§ Short problem: Search the entries below. Return every line that has "name" in it.

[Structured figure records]
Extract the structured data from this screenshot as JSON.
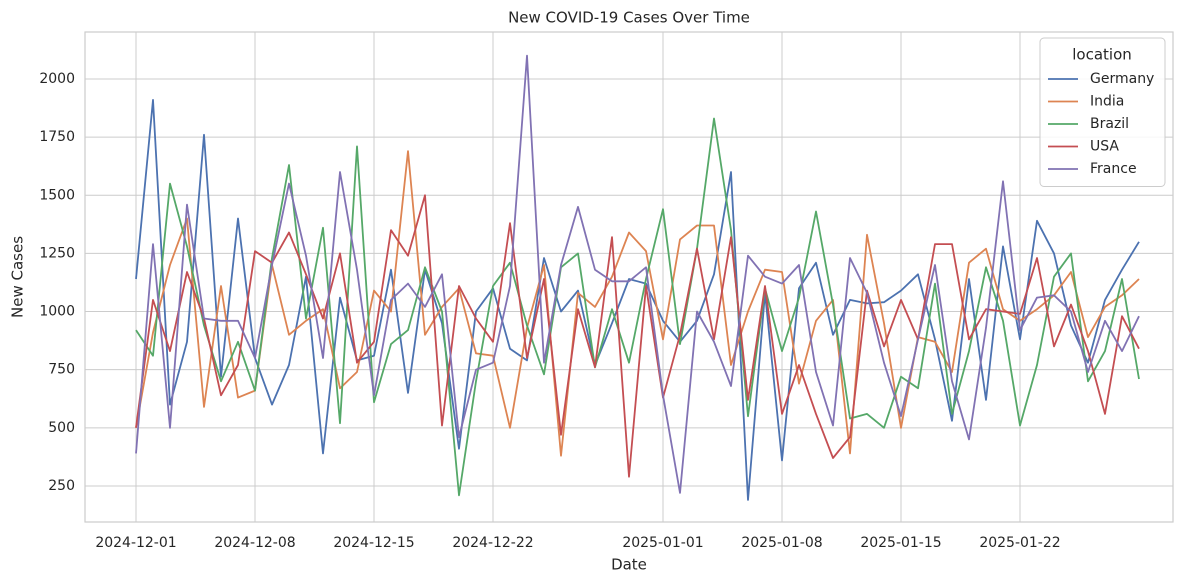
{
  "chart_data": {
    "type": "line",
    "title": "New COVID-19 Cases Over Time",
    "x_label": "Date",
    "y_label": "New Cases",
    "legend_title": "location",
    "legend": "upper right",
    "grid": true,
    "x": [
      "2024-12-01",
      "2024-12-02",
      "2024-12-03",
      "2024-12-04",
      "2024-12-05",
      "2024-12-06",
      "2024-12-07",
      "2024-12-08",
      "2024-12-09",
      "2024-12-10",
      "2024-12-11",
      "2024-12-12",
      "2024-12-13",
      "2024-12-14",
      "2024-12-15",
      "2024-12-16",
      "2024-12-17",
      "2024-12-18",
      "2024-12-19",
      "2024-12-20",
      "2024-12-21",
      "2024-12-22",
      "2024-12-23",
      "2024-12-24",
      "2024-12-25",
      "2024-12-26",
      "2024-12-27",
      "2024-12-28",
      "2024-12-29",
      "2024-12-30",
      "2024-12-31",
      "2025-01-01",
      "2025-01-02",
      "2025-01-03",
      "2025-01-04",
      "2025-01-05",
      "2025-01-06",
      "2025-01-07",
      "2025-01-08",
      "2025-01-09",
      "2025-01-10",
      "2025-01-11",
      "2025-01-12",
      "2025-01-13",
      "2025-01-14",
      "2025-01-15",
      "2025-01-16",
      "2025-01-17",
      "2025-01-18",
      "2025-01-19",
      "2025-01-20",
      "2025-01-21",
      "2025-01-22",
      "2025-01-23",
      "2025-01-24",
      "2025-01-25",
      "2025-01-26",
      "2025-01-27",
      "2025-01-28",
      "2025-01-29"
    ],
    "xlim": [
      "2024-11-28",
      "2025-01-31"
    ],
    "xticks": [
      "2024-12-01",
      "2024-12-08",
      "2024-12-15",
      "2024-12-22",
      "2025-01-01",
      "2025-01-08",
      "2025-01-15",
      "2025-01-22"
    ],
    "ylim": [
      95,
      2202
    ],
    "yticks": [
      250,
      500,
      750,
      1000,
      1250,
      1500,
      1750,
      2000
    ],
    "series": [
      {
        "name": "Germany",
        "color": "#4c72b0",
        "values": [
          1140,
          1910,
          600,
          870,
          1760,
          720,
          1400,
          800,
          600,
          770,
          1150,
          390,
          1060,
          790,
          810,
          1180,
          650,
          1180,
          950,
          410,
          1000,
          1100,
          840,
          790,
          1230,
          1000,
          1090,
          770,
          950,
          1140,
          1120,
          960,
          870,
          960,
          1160,
          1600,
          190,
          1080,
          360,
          1100,
          1210,
          900,
          1050,
          1035,
          1040,
          1090,
          1160,
          880,
          530,
          1140,
          620,
          1280,
          880,
          1390,
          1250,
          940,
          780,
          1050,
          1180,
          1300
        ]
      },
      {
        "name": "India",
        "color": "#dd8452",
        "values": [
          500,
          910,
          1200,
          1400,
          590,
          1110,
          630,
          660,
          1200,
          900,
          960,
          1010,
          670,
          740,
          1090,
          1000,
          1690,
          900,
          1020,
          1100,
          820,
          810,
          500,
          930,
          1200,
          380,
          1080,
          1020,
          1150,
          1340,
          1260,
          880,
          1310,
          1370,
          1370,
          770,
          1000,
          1180,
          1170,
          690,
          960,
          1050,
          390,
          1330,
          950,
          500,
          890,
          870,
          740,
          1210,
          1270,
          1010,
          960,
          1010,
          1070,
          1170,
          890,
          1020,
          1070,
          1140
        ]
      },
      {
        "name": "Brazil",
        "color": "#55a868",
        "values": [
          920,
          810,
          1550,
          1280,
          940,
          700,
          870,
          660,
          1230,
          1630,
          970,
          1360,
          520,
          1710,
          610,
          860,
          920,
          1190,
          1000,
          210,
          700,
          1110,
          1210,
          940,
          730,
          1190,
          1250,
          760,
          1010,
          780,
          1140,
          1440,
          860,
          1270,
          1830,
          1350,
          550,
          1100,
          830,
          1060,
          1430,
          1030,
          540,
          560,
          500,
          720,
          670,
          1120,
          560,
          830,
          1190,
          960,
          510,
          770,
          1150,
          1250,
          700,
          830,
          1140,
          710
        ]
      },
      {
        "name": "USA",
        "color": "#c44e52",
        "values": [
          500,
          1050,
          830,
          1170,
          970,
          640,
          770,
          1260,
          1210,
          1340,
          1160,
          970,
          1250,
          780,
          870,
          1350,
          1240,
          1500,
          510,
          1110,
          970,
          870,
          1380,
          800,
          1140,
          470,
          1010,
          760,
          1320,
          290,
          1110,
          630,
          900,
          1270,
          880,
          1320,
          620,
          1110,
          560,
          770,
          560,
          370,
          460,
          1090,
          850,
          1050,
          880,
          1290,
          1290,
          880,
          1010,
          1000,
          990,
          1230,
          850,
          1030,
          830,
          560,
          980,
          840
        ]
      },
      {
        "name": "France",
        "color": "#8172b3",
        "values": [
          390,
          1290,
          500,
          1460,
          970,
          960,
          960,
          800,
          1200,
          1550,
          1240,
          800,
          1600,
          1180,
          640,
          1050,
          1120,
          1020,
          1160,
          460,
          750,
          780,
          1110,
          2100,
          780,
          1200,
          1450,
          1180,
          1130,
          1130,
          1190,
          640,
          220,
          1000,
          870,
          680,
          1240,
          1150,
          1120,
          1200,
          740,
          510,
          1230,
          1080,
          780,
          550,
          880,
          1200,
          700,
          450,
          930,
          1560,
          920,
          1060,
          1070,
          1000,
          740,
          960,
          830,
          980
        ]
      }
    ]
  }
}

§ Answer to this task:
        "name": "Germany",
        "name": "India",
        "name": "Brazil",
        "name": "USA",
        "name": "France",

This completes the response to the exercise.